═══ Fragmento seleccionado

Entre las múltiples reformulaciones que hizo la serie B europea sobre los géneros anglosajones, tal vez la más apasionante se hiciera en tierras mediterráneas (en Italia, que prestó sobre todo a los directores, y en España, que hizo lo propio con las localizaciones) con el cine del Oeste. El propósito se intentó denigrar dándole el remoquete de spaghetti western, pero qué diablos, el término tiene su gracia y todos sus seguidores lo hemos asumido de modo entrañable. Aunque no lo creó, el hombre que condicionó su desarrollo, por el éxito de sus películas, fue Sergio Leone. Y si en otra ocasión habría incluido su monumental Hasta que llegó su hora (1968) —el film que me lo descubrió, en una vieja sesión de Sábado Cine, con el formato en Scope masacrado—, en los últimos tiempos me decanto por El bueno, el feo y el malo (1966), ideal para apreciar la sugerente combinación entre el realismo descarnado, propio del relato picaresco al que en rigor responde su trama, y la mayúscula abstracción que depara la fascinante envoltura visual que Leone otorgaba a su cine. La genial secuencia del Éxtasis del Oro, con Eli Wallach buscando en el cementerio donde concluye todo la tumba con el tesoro que tantas muertes ha provocado, seguido en vertiginoso travelling circular mientras suena un prodigioso tema de Morricone que diríase que surge a medida que el personaje corre y corre más, es uno de mis momentos favoritos del cine.
Las tres últimas películas de mi lista abordan la ciencia ficción, dos a partir de sendos clásicos del género, la otra según un argumento propio que reformula la monster movie con singular originalidad.

══════
═══ Líneas

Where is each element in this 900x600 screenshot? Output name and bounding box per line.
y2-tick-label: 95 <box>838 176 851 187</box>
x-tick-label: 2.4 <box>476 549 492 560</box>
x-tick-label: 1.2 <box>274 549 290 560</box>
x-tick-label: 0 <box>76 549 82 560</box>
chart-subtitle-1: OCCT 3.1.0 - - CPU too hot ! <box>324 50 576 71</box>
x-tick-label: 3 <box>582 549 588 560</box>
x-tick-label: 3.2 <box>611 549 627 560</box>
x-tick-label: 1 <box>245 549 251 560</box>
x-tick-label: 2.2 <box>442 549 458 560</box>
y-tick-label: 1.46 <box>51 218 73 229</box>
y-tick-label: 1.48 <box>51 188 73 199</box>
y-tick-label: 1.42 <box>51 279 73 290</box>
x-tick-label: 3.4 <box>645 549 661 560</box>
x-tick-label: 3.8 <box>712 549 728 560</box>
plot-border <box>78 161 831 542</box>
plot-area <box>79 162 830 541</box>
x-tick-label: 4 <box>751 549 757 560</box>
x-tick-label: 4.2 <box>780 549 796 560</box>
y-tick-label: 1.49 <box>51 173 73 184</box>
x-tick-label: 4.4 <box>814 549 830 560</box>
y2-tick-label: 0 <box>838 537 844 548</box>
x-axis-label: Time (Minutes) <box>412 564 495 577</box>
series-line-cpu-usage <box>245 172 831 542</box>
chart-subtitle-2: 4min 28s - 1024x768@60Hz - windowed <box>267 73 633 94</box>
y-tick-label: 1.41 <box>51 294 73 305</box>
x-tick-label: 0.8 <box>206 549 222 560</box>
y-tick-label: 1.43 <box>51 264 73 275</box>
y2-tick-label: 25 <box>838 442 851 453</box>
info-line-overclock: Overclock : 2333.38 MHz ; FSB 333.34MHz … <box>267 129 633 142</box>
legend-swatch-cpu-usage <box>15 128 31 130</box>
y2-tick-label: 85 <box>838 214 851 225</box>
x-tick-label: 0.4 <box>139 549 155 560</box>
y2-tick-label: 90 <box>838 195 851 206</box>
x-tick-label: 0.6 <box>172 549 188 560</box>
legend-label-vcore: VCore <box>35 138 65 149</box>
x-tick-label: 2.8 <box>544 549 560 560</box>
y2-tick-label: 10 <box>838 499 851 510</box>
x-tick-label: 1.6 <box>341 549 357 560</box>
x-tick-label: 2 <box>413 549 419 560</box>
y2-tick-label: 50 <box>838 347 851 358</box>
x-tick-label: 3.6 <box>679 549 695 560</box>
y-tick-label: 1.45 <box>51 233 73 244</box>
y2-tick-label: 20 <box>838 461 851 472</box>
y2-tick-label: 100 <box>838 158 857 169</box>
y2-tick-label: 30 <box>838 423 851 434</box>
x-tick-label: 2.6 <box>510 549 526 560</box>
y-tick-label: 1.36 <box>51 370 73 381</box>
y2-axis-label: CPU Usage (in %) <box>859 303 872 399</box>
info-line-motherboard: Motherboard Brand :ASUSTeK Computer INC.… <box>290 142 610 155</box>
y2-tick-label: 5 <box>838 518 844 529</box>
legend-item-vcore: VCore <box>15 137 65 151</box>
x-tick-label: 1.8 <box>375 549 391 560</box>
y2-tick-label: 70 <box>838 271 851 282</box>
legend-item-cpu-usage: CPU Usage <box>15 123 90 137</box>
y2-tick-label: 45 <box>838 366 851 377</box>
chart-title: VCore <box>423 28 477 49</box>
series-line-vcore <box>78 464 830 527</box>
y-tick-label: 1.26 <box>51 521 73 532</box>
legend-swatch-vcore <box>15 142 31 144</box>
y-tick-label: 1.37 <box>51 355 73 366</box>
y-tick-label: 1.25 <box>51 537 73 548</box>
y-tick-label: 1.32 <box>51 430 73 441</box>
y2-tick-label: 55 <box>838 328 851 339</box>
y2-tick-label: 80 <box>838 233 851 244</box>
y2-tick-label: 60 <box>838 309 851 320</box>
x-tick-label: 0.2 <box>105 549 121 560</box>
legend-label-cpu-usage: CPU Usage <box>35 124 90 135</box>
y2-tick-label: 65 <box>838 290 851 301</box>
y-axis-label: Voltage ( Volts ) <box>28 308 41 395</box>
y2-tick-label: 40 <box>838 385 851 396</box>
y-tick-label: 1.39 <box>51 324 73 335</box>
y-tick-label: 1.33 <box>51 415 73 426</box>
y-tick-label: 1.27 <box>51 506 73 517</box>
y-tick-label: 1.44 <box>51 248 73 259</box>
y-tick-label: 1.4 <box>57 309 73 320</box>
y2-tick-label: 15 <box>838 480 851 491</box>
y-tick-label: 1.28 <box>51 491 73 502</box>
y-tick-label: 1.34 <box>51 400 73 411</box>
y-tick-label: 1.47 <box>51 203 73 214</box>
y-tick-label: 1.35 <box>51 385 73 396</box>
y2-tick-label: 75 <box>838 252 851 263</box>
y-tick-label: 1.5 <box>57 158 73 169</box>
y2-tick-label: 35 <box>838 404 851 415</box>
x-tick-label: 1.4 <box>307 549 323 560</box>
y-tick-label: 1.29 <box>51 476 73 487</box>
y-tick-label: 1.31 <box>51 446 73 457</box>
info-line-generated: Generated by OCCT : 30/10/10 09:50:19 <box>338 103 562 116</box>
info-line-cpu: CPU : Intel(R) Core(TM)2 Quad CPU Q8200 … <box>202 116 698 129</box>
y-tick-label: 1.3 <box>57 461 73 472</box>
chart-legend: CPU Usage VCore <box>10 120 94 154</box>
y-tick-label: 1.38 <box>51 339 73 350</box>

══════

Tarea pendiente
¿Cómo resumirías en dos oraciones el fragmento sobre el spaghetti western? Las líneas no hacen falta para resolver nada.

Ejercicio resuelto
El spaghetti western, la reformulación del cine del Oeste que hizo la serie B europea con directores italianos y localizaciones españolas, tuvo en Sergio Leone a quien, sin haberlo creado, condicionó su desarrollo por el éxito de sus películas. Quien escribe se decanta en los últimos tiempos por El bueno, el feo y el malo (1966), que combina el realismo descarnado de su trama picaresca con la abstracción de su envoltura visual, y cuenta su secuencia del Éxtasis del Oro entre sus momentos favoritos del cine.